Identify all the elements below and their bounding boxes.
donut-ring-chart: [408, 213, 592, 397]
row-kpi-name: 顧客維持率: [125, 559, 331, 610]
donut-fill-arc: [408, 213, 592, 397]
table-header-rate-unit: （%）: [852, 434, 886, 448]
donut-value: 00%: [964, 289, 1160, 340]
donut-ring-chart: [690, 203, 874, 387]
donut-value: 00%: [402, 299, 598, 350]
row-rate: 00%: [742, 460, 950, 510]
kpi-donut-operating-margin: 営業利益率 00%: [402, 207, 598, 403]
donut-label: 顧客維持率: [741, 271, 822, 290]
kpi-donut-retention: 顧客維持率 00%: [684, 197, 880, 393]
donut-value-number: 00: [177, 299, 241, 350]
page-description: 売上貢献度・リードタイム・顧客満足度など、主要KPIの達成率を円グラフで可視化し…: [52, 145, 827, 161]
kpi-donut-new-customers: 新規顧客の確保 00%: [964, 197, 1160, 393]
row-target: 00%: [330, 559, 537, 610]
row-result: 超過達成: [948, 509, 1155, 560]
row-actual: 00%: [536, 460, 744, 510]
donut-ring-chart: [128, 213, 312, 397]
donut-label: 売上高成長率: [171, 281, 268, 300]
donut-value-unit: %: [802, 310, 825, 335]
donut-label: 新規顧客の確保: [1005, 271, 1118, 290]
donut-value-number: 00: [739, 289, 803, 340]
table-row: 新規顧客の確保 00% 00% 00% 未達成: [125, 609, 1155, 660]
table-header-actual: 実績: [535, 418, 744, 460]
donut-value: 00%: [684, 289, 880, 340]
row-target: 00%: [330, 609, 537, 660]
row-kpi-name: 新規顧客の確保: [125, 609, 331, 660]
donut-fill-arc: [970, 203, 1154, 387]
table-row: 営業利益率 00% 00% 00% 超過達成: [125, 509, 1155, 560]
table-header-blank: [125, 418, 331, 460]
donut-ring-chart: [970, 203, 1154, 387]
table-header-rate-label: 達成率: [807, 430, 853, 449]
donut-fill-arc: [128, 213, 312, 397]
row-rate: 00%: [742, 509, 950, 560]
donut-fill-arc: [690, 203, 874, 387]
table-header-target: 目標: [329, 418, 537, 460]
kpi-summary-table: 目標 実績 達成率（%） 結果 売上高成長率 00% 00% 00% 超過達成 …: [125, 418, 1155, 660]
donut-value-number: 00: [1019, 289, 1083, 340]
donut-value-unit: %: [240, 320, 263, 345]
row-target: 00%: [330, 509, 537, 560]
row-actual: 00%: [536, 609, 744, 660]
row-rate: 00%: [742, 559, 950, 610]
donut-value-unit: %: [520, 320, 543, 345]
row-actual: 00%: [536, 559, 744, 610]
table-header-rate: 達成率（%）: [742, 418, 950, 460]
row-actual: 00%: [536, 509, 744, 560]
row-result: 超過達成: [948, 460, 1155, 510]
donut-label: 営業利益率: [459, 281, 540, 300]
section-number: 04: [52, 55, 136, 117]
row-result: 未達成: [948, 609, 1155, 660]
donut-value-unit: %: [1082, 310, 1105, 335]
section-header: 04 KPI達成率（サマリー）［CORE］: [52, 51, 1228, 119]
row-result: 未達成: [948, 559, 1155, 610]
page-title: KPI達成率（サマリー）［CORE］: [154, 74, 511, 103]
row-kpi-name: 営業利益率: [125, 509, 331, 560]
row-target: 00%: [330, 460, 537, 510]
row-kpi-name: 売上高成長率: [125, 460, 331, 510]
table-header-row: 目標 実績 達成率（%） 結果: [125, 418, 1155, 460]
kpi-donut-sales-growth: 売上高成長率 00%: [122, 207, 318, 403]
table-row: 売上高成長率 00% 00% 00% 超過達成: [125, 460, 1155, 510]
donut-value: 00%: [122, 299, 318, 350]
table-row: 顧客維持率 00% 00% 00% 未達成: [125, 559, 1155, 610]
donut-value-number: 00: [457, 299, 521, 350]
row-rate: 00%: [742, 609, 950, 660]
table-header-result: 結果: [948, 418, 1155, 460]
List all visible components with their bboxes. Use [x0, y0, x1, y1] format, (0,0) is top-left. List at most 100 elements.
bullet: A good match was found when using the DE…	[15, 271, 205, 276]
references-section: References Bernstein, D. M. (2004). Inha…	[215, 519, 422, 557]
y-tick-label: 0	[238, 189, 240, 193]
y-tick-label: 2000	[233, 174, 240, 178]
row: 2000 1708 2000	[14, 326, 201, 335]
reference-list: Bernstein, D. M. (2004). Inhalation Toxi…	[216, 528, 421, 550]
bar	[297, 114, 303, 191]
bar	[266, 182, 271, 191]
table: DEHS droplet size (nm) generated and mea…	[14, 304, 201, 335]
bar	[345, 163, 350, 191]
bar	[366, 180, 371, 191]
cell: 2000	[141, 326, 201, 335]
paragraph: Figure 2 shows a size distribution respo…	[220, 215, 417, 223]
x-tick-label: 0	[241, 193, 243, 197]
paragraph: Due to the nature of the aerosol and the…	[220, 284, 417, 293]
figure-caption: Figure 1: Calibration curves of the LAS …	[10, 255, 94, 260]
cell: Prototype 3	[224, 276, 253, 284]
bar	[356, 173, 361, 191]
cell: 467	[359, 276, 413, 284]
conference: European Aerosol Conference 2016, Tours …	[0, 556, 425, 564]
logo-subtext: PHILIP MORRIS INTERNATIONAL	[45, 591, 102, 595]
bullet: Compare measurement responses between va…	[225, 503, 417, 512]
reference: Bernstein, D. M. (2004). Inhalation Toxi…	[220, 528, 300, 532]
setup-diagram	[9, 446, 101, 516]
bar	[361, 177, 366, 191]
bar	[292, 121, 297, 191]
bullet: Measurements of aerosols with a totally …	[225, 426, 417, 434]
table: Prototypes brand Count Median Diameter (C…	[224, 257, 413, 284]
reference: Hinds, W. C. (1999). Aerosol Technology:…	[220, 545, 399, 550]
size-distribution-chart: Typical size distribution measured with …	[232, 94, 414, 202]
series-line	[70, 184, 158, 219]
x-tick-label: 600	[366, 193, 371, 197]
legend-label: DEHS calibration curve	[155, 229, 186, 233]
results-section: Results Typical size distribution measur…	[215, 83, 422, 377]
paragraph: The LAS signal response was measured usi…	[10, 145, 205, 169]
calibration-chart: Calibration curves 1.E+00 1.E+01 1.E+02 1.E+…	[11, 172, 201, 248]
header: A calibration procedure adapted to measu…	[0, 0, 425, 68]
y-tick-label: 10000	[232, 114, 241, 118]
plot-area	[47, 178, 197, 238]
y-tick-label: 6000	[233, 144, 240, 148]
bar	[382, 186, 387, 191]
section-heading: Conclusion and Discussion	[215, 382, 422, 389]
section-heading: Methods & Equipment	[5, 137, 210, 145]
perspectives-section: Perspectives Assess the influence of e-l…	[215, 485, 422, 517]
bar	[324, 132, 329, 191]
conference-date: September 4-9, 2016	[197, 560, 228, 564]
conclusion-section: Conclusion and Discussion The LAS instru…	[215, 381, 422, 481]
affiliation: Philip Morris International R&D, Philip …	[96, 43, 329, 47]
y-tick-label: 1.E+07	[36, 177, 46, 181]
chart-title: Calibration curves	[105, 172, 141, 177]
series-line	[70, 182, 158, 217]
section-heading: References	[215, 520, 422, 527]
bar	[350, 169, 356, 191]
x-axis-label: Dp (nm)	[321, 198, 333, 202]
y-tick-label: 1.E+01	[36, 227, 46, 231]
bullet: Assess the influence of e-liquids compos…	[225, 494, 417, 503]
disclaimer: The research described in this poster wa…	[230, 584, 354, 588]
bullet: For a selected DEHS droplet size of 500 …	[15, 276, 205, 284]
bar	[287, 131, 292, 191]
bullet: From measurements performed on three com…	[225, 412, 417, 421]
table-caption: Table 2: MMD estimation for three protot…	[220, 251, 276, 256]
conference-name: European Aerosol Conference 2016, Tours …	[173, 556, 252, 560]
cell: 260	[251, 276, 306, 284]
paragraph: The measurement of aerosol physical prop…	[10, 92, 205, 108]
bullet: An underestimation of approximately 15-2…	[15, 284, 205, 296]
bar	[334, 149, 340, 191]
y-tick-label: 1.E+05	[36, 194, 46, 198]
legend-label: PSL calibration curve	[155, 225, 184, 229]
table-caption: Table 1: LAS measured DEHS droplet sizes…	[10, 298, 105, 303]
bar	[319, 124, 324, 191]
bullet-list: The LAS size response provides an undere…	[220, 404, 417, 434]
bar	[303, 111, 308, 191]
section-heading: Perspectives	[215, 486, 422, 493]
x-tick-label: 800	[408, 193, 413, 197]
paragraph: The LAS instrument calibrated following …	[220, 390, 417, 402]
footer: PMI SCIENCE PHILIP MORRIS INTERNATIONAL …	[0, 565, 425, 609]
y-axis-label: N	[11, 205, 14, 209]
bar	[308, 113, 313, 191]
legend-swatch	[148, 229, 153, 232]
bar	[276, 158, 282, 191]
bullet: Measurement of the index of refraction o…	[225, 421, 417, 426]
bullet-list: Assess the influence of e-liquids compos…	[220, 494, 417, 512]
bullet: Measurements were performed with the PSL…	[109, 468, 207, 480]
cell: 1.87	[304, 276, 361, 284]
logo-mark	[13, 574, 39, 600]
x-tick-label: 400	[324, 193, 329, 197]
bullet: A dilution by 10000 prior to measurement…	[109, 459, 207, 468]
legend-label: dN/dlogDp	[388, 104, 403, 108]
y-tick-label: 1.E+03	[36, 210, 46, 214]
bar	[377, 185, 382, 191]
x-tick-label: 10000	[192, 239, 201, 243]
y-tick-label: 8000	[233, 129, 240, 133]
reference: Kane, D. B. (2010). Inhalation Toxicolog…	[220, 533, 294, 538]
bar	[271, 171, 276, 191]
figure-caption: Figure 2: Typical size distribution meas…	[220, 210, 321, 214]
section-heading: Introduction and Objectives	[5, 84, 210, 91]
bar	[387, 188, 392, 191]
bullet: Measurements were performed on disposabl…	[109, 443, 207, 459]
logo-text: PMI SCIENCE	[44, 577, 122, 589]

------------------------------------------------------------------------

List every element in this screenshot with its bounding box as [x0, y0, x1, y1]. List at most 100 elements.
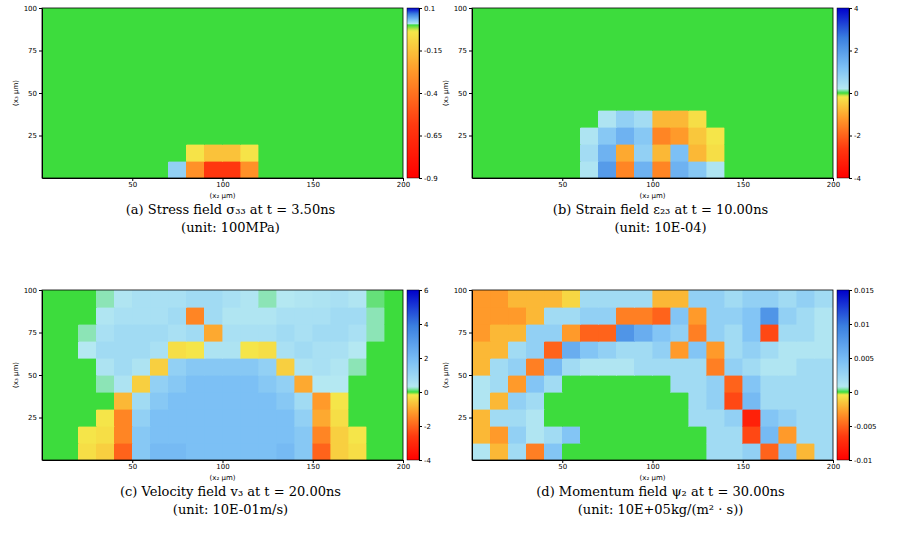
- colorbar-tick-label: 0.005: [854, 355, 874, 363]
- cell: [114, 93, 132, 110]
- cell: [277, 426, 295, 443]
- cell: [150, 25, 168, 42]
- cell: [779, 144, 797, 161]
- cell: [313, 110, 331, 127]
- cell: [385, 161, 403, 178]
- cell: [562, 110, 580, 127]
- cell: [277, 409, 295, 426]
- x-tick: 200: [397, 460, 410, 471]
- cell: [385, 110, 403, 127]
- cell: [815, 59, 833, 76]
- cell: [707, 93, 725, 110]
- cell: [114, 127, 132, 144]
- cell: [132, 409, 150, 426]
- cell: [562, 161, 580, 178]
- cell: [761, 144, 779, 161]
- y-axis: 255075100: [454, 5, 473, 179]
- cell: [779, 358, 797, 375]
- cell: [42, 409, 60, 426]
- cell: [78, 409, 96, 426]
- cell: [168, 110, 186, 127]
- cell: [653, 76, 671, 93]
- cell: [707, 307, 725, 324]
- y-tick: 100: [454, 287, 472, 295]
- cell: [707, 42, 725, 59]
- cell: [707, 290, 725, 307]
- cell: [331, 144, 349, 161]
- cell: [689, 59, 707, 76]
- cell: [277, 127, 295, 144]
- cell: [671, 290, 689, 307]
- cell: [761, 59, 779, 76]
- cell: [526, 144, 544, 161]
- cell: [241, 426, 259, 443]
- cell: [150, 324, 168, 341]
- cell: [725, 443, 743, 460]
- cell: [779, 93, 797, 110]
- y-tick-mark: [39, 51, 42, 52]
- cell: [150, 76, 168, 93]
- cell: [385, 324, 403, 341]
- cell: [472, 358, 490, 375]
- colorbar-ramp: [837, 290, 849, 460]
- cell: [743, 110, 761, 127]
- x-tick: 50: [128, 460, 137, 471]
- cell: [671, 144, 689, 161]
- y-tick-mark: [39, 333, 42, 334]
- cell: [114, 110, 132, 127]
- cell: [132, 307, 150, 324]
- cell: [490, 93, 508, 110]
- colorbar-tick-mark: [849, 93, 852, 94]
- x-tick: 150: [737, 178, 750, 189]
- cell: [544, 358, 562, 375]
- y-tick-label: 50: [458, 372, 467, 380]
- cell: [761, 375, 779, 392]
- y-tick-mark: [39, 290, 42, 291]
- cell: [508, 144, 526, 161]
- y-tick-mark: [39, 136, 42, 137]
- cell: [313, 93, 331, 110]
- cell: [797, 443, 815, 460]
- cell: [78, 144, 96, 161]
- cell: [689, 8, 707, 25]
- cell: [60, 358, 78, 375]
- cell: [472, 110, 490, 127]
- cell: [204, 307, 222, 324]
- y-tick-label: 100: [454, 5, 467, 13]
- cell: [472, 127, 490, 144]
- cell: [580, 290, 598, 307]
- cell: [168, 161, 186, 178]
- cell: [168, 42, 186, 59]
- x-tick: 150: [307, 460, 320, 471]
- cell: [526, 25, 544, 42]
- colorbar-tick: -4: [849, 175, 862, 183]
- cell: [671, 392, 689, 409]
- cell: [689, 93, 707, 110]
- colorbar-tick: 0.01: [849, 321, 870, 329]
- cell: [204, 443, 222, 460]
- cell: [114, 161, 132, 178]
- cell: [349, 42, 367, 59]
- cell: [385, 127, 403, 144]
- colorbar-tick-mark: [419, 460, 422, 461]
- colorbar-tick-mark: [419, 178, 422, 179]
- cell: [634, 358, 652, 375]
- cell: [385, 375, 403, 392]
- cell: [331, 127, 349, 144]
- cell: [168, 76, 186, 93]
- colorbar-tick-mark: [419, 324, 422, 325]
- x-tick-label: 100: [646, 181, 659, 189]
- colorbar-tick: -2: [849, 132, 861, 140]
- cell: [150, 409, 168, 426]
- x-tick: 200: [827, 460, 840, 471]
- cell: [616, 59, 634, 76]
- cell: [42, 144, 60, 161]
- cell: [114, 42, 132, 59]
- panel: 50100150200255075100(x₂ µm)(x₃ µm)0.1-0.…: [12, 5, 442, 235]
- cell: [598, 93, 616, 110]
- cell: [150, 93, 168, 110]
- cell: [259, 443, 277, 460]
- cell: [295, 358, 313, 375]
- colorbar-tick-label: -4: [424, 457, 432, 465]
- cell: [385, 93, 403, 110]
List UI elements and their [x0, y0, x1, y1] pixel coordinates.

------------------------------------------------------------------------

Copy out word for word the stretch of lines from the one containing "Identify all the" through the one containing "145, 827, 161]", including both of those lines.

▸ **Full answer**:
Identify all the elements below and their bounding boxes.
donut-ring-chart: [408, 213, 592, 397]
row-kpi-name: 顧客維持率: [125, 559, 331, 610]
donut-fill-arc: [408, 213, 592, 397]
table-header-rate-unit: （%）: [852, 434, 886, 448]
donut-value: 00%: [964, 289, 1160, 340]
donut-ring-chart: [690, 203, 874, 387]
donut-value: 00%: [402, 299, 598, 350]
row-rate: 00%: [742, 460, 950, 510]
kpi-donut-operating-margin: 営業利益率 00%: [402, 207, 598, 403]
donut-label: 顧客維持率: [741, 271, 822, 290]
kpi-donut-retention: 顧客維持率 00%: [684, 197, 880, 393]
donut-value-number: 00: [177, 299, 241, 350]
page-description: 売上貢献度・リードタイム・顧客満足度など、主要KPIの達成率を円グラフで可視化し…: [52, 145, 827, 161]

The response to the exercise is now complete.